• What the task requires: Omit every picture and return the rest of the data unaltered.

• Records for the task:
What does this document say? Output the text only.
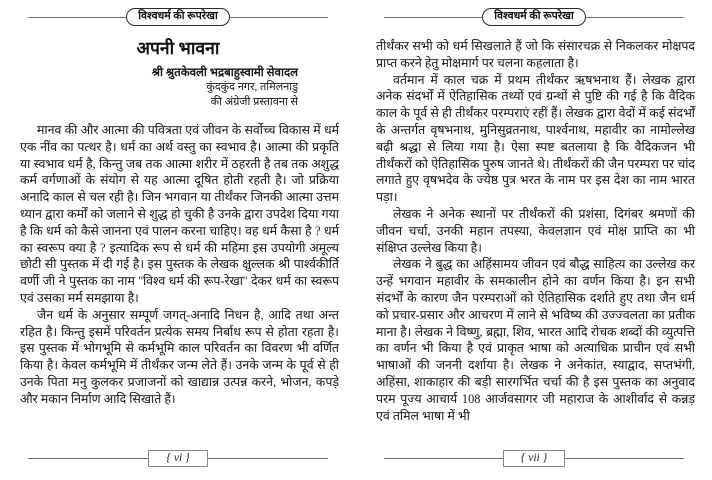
विश्वधर्म की रूपरेखा
अपनी भावना
श्री श्रुतकेवली भद्रबाहुस्वामी सेवादल
कुंदकुंद नगर, तमिलनाडु
की अंग्रेजी प्रस्तावना से

मानव की और आत्मा की पवित्रता एवं जीवन के सर्वोच्च विकास में धर्म एक नींव का पत्थर है। धर्म का अर्थ वस्तु का स्वभाव है। आत्मा की प्रकृति या स्वभाव धर्म है, किन्तु जब तक आत्मा शरीर में ठहरती है तब तक अशुद्ध कर्म वर्गणाओं के संयोग से यह आत्मा दूषित होती रहती है। जो प्रक्रिया अनादि काल से चल रही है। जिन भगवान या तीर्थंकर जिनकी आत्मा उत्तम ध्यान द्वारा कर्मों को जलाने से शुद्ध हो चुकी है उनके द्वारा उपदेश दिया गया है कि धर्म को कैसे जानना एवं पालन करना चाहिए। वह धर्म कैसा है ? धर्म का स्वरूप क्या है ? इत्यादिक रूप से धर्म की महिमा इस उपयोगी अमूल्य छोटी सी पुस्तक में दी गई है। इस पुस्तक के लेखक क्षुल्लक श्री पार्श्वकीर्ति वर्णी जी ने पुस्तक का नाम ''विश्व धर्म की रूप-रेखा'' देकर धर्म का स्वरूप एवं उसका मर्म समझाया है।

जैन धर्म के अनुसार सम्पूर्ण जगत्-अनादि निधन है, आदि तथा अन्त रहित है। किन्तु इसमें परिवर्तन प्रत्येक समय निर्बाध रूप से होता रहता है। इस पुस्तक में भोगभूमि से कर्मभूमि काल परिवर्तन का विवरण भी वर्णित किया है। केवल कर्मभूमि में तीर्थंकर जन्म लेते हैं। उनके जन्म के पूर्व से ही उनके पिता मनु कुलकर प्रजाजनों को खाद्यान्न उत्पन्न करने, भोजन, कपड़े और मकान निर्माण आदि सिखाते हैं।

{ vi }
विश्वधर्म की रूपरेखा

तीर्थंकर सभी को धर्म सिखलाते हैं जो कि संसारचक्र से निकलकर मोक्षपद प्राप्त करने हेतु मोक्षमार्ग पर चलना कहलाता है।

वर्तमान में काल चक्र में प्रथम तीर्थंकर ऋषभनाथ हैं। लेखक द्वारा अनेक संदर्भों में ऐतिहासिक तथ्यों एवं ग्रन्थों से पुष्टि की गई है कि वैदिक काल के पूर्व से ही तीर्थंकर परम्पराएं रहीं हैं। लेखक द्वारा वेदों में कई संदर्भों के अन्तर्गत वृषभनाथ, मुनिसुव्रतनाथ, पार्श्वनाथ, महावीर का नामोल्लेख बढ़ी श्रद्धा से लिया गया है। ऐसा स्पष्ट बतलाया है कि वैदिकजन भी तीर्थंकरों को ऐतिहासिक पुरुष जानते थे। तीर्थंकरों की जैन परम्परा पर चांद लगाते हुए वृषभदेव के ज्येष्ठ पुत्र भरत के नाम पर इस देश का नाम भारत पड़ा।

लेखक ने अनेक स्थानों पर तीर्थंकरों की प्रशंसा, दिगंबर श्रमणों की जीवन चर्चा, उनकी महान तपस्या, केवलज्ञान एवं मोक्ष प्राप्ति का भी संक्षिप्त उल्लेख किया है।

लेखक ने बुद्ध का अहिंसामय जीवन एवं बौद्ध साहित्य का उल्लेख कर उन्हें भगवान महावीर के समकालीन होने का वर्णन किया है। इन सभी संदर्भों के कारण जैन परम्पराओं को ऐतिहासिक दर्शाते हुए तथा जैन धर्म को प्रचार-प्रसार और आचरण में लाने से भविष्य की उज्ज्वलता का प्रतीक माना है। लेखक ने विष्णु, ब्रह्मा, शिव, भारत आदि रोचक शब्दों की व्युत्पत्ति का वर्णन भी किया है एवं प्राकृत भाषा को अत्याधिक प्राचीन एवं सभी भाषाओं की जननी दर्शाया है। लेखक ने अनेकांत, स्याद्वाद, सप्तभंगी, अहिंसा, शाकाहार की बड़ी सारगर्भित चर्चा की है इस पुस्तक का अनुवाद परम पूज्य आचार्य 108 आर्जवसागर जी महाराज के आशीर्वाद से कन्नड़ एवं तमिल भाषा में भी

{ vii }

• Correct output:
What does this document say? Output the text only.
विश्वधर्म की रूपरेखा
अपनी भावना
श्री श्रुतकेवली भद्रबाहुस्वामी सेवादल
कुंदकुंद नगर, तमिलनाडु
की अंग्रेजी प्रस्तावना से

मानव की और आत्मा की पवित्रता एवं जीवन के सर्वोच्च विकास में धर्म एक नींव का पत्थर है। धर्म का अर्थ वस्तु का स्वभाव है। आत्मा की प्रकृति या स्वभाव धर्म है, किन्तु जब तक आत्मा शरीर में ठहरती है तब तक अशुद्ध कर्म वर्गणाओं के संयोग से यह आत्मा दूषित होती रहती है। जो प्रक्रिया अनादि काल से चल रही है। जिन भगवान या तीर्थंकर जिनकी आत्मा उत्तम ध्यान द्वारा कर्मों को जलाने से शुद्ध हो चुकी है उनके द्वारा उपदेश दिया गया है कि धर्म को कैसे जानना एवं पालन करना चाहिए। वह धर्म कैसा है ? धर्म का स्वरूप क्या है ? इत्यादिक रूप से धर्म की महिमा इस उपयोगी अमूल्य छोटी सी पुस्तक में दी गई है। इस पुस्तक के लेखक क्षुल्लक श्री पार्श्वकीर्ति वर्णी जी ने पुस्तक का नाम ''विश्व धर्म की रूप-रेखा'' देकर धर्म का स्वरूप एवं उसका मर्म समझाया है।

जैन धर्म के अनुसार सम्पूर्ण जगत्-अनादि निधन है, आदि तथा अन्त रहित है। किन्तु इसमें परिवर्तन प्रत्येक समय निर्बाध रूप से होता रहता है। इस पुस्तक में भोगभूमि से कर्मभूमि काल परिवर्तन का विवरण भी वर्णित किया है। केवल कर्मभूमि में तीर्थंकर जन्म लेते हैं। उनके जन्म के पूर्व से ही उनके पिता मनु कुलकर प्रजाजनों को खाद्यान्न उत्पन्न करने, भोजन, कपड़े और मकान निर्माण आदि सिखाते हैं।

{ vi }
विश्वधर्म की रूपरेखा

तीर्थंकर सभी को धर्म सिखलाते हैं जो कि संसारचक्र से निकलकर मोक्षपद प्राप्त करने हेतु मोक्षमार्ग पर चलना कहलाता है।

वर्तमान में काल चक्र में प्रथम तीर्थंकर ऋषभनाथ हैं। लेखक द्वारा अनेक संदर्भों में ऐतिहासिक तथ्यों एवं ग्रन्थों से पुष्टि की गई है कि वैदिक काल के पूर्व से ही तीर्थंकर परम्पराएं रहीं हैं। लेखक द्वारा वेदों में कई संदर्भों के अन्तर्गत वृषभनाथ, मुनिसुव्रतनाथ, पार्श्वनाथ, महावीर का नामोल्लेख बढ़ी श्रद्धा से लिया गया है। ऐसा स्पष्ट बतलाया है कि वैदिकजन भी तीर्थंकरों को ऐतिहासिक पुरुष जानते थे। तीर्थंकरों की जैन परम्परा पर चांद लगाते हुए वृषभदेव के ज्येष्ठ पुत्र भरत के नाम पर इस देश का नाम भारत पड़ा।

लेखक ने अनेक स्थानों पर तीर्थंकरों की प्रशंसा, दिगंबर श्रमणों की जीवन चर्चा, उनकी महान तपस्या, केवलज्ञान एवं मोक्ष प्राप्ति का भी संक्षिप्त उल्लेख किया है।

लेखक ने बुद्ध का अहिंसामय जीवन एवं बौद्ध साहित्य का उल्लेख कर उन्हें भगवान महावीर के समकालीन होने का वर्णन किया है। इन सभी संदर्भों के कारण जैन परम्पराओं को ऐतिहासिक दर्शाते हुए तथा जैन धर्म को प्रचार-प्रसार और आचरण में लाने से भविष्य की उज्ज्वलता का प्रतीक माना है। लेखक ने विष्णु, ब्रह्मा, शिव, भारत आदि रोचक शब्दों की व्युत्पत्ति का वर्णन भी किया है एवं प्राकृत भाषा को अत्याधिक प्राचीन एवं सभी भाषाओं की जननी दर्शाया है। लेखक ने अनेकांत, स्याद्वाद, सप्तभंगी, अहिंसा, शाकाहार की बड़ी सारगर्भित चर्चा की है इस पुस्तक का अनुवाद परम पूज्य आचार्य 108 आर्जवसागर जी महाराज के आशीर्वाद से कन्नड़ एवं तमिल भाषा में भी

{ vii }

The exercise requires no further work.